**WHAT THE TASK REQUIRES**
Select the lines below containing the word "dengan".

Dataset items:
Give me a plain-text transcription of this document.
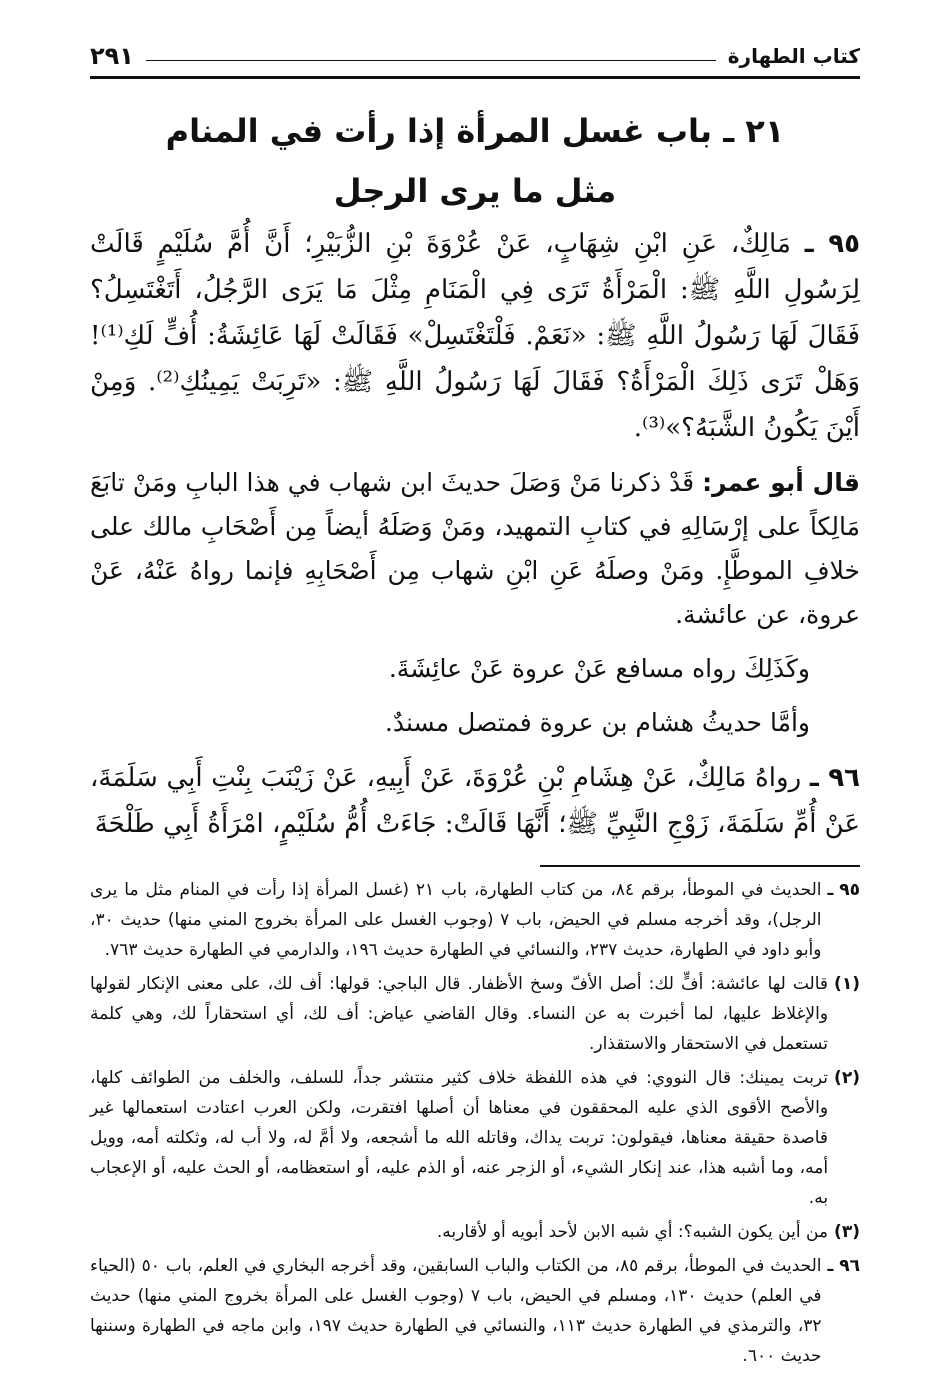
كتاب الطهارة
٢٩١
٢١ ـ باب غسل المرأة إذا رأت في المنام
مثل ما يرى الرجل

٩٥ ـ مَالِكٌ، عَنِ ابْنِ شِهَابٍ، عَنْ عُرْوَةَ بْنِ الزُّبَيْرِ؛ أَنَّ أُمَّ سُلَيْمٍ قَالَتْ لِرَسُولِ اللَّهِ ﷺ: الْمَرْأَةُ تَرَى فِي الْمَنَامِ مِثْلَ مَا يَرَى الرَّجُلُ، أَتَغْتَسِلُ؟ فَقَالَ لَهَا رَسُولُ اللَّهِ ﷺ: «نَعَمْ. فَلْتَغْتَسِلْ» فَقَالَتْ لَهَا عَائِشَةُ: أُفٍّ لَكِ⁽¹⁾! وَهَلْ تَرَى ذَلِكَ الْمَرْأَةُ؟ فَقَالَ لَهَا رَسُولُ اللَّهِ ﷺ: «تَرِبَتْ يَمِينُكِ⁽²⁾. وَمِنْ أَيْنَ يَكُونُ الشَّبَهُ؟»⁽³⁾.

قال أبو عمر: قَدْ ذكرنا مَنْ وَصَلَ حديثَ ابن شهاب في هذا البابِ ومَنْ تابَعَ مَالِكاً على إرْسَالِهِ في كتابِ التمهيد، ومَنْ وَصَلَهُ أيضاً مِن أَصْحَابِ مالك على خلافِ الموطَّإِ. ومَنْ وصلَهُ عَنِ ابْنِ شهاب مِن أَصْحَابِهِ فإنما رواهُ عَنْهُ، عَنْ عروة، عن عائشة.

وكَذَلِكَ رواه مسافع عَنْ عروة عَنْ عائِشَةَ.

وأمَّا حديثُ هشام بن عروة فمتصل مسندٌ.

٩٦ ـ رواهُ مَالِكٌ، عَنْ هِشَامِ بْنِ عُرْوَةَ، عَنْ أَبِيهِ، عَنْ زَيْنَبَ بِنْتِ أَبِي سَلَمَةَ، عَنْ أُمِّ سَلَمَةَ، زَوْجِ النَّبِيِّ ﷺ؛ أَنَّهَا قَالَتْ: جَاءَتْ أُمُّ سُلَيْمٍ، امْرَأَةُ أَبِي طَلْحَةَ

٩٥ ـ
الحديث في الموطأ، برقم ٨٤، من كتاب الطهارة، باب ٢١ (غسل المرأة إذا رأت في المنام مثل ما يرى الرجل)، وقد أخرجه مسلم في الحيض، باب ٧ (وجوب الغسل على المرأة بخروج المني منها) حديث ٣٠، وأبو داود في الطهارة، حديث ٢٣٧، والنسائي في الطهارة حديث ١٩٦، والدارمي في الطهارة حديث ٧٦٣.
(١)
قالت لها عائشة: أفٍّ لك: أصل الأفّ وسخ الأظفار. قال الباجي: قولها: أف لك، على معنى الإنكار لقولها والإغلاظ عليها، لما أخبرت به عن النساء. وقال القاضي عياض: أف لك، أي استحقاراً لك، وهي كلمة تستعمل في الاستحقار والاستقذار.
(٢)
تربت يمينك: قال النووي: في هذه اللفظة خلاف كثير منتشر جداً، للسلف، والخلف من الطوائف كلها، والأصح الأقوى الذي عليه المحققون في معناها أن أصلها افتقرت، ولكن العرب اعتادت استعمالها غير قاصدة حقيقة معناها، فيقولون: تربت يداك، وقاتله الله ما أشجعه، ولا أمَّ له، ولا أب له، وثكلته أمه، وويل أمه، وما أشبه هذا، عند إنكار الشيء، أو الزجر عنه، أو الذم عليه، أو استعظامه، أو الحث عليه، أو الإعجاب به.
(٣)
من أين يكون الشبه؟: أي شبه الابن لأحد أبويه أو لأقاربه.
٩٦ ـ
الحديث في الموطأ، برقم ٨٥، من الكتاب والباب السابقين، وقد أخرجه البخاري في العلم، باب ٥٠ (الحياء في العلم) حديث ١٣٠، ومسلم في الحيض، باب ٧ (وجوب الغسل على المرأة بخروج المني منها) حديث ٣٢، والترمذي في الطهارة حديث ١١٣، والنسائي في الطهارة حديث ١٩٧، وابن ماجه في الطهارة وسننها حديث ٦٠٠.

--

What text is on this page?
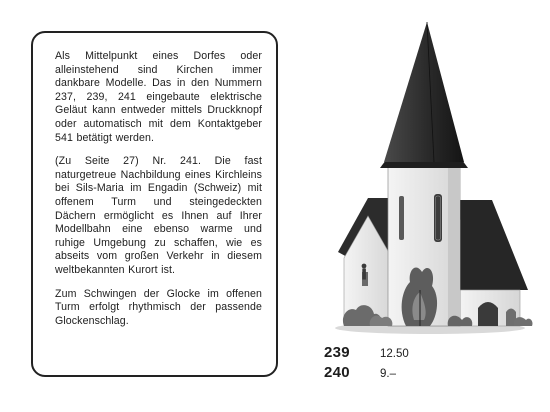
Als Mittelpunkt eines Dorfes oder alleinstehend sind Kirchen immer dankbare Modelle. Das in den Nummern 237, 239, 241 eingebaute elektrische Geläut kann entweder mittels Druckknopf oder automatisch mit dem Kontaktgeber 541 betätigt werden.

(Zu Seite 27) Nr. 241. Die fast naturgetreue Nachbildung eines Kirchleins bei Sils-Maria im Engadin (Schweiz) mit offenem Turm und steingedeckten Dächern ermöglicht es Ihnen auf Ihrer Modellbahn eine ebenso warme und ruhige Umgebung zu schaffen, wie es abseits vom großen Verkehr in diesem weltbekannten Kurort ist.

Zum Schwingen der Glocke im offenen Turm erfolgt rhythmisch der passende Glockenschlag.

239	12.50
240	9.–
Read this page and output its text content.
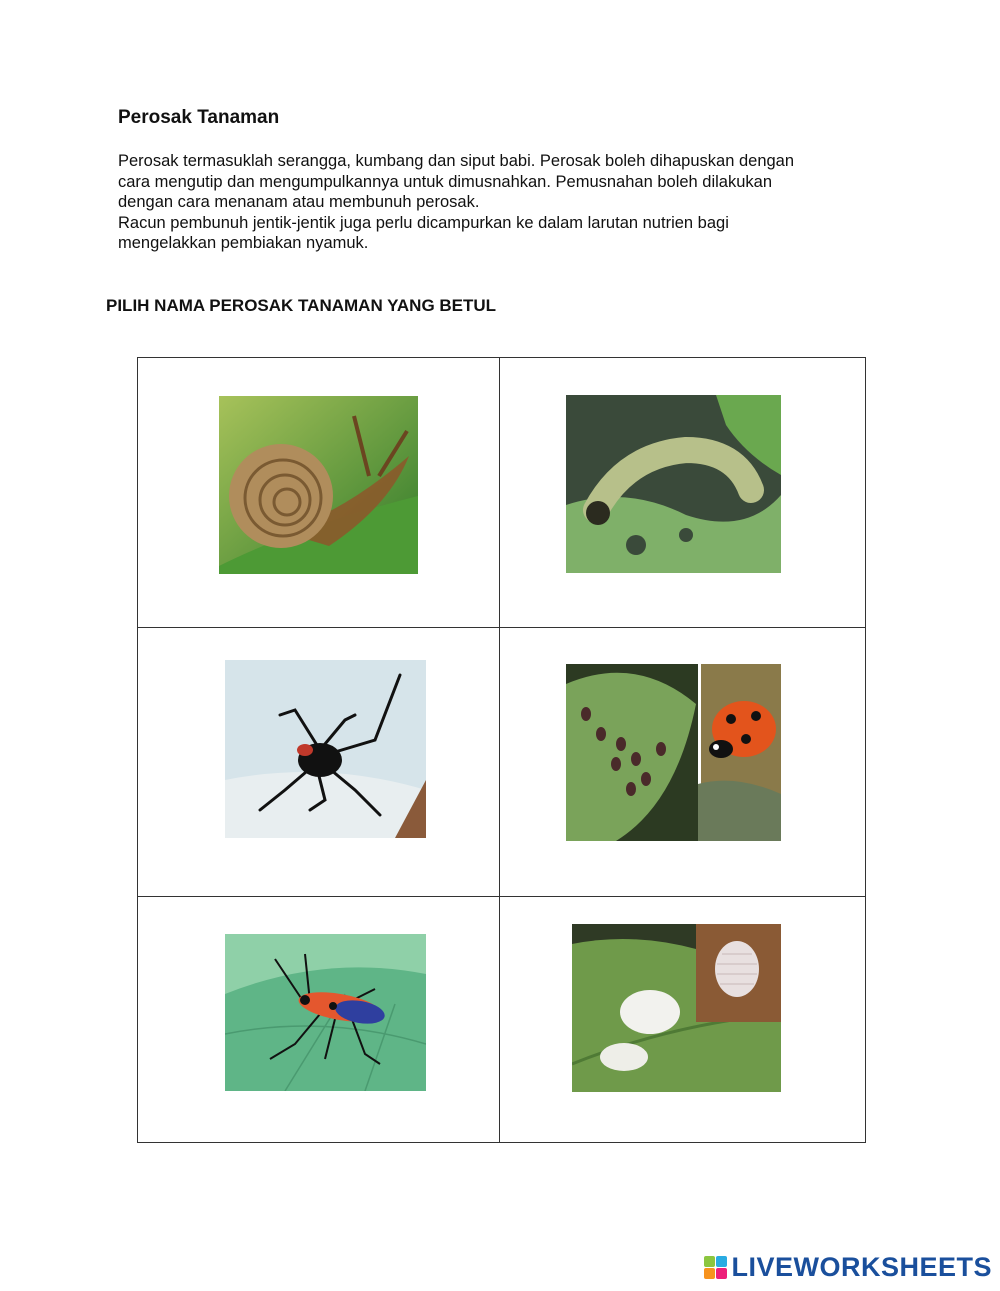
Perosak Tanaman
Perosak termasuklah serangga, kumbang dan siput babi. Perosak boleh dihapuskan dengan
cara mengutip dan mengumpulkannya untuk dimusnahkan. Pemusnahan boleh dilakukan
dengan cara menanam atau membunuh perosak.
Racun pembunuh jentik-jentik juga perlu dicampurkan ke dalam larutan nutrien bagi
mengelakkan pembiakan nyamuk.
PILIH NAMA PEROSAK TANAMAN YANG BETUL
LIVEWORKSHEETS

**THE COMPLETED TASK**
Perosak termasuklah serangga, kumbang dan siput babi. Perosak boleh dihapuskan dengan
dengan cara menanam atau membunuh perosak.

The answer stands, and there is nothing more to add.